◆ Task statement
The entries are to be returned exactly, with images left out.

◆ Data provided
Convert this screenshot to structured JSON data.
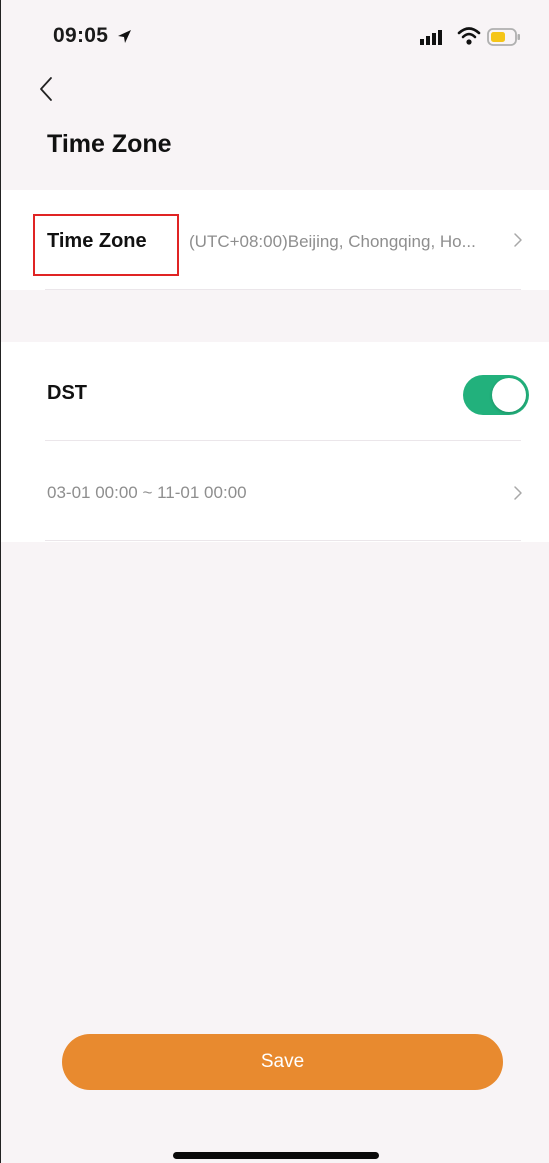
{
  "status_bar": {
    "time": "09:05"
  },
  "header": {
    "title": "Time Zone"
  },
  "time_zone": {
    "label": "Time Zone",
    "value": "(UTC+08:00)Beijing, Chongqing, Ho..."
  },
  "dst": {
    "label": "DST",
    "enabled": true,
    "range": "03-01 00:00 ~ 11-01 00:00"
  },
  "footer": {
    "save_label": "Save"
  },
  "colors": {
    "accent": "#e88a2f",
    "toggle_on": "#22b17c",
    "highlight_border": "#e02424"
  }
}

◆ The answer
Convert this screenshot to structured JSON data.
{
  "status_bar": {
    "time": "09:05"
  },
  "header": {
    "title": "Time Zone"
  },
  "time_zone": {
    "label": "Time Zone",
    "value": "(UTC+08:00)Beijing, Chongqing, Ho..."
  },
  "dst": {
    "label": "DST",
    "enabled": true,
    "range": "03-01 00:00 ~ 11-01 00:00"
  },
  "footer": {
    "save_label": "Save"
  },
  "colors": {
    "accent": "#e88a2f",
    "toggle_on": "#22b17c",
    "highlight_border": "#e02424"
  }
}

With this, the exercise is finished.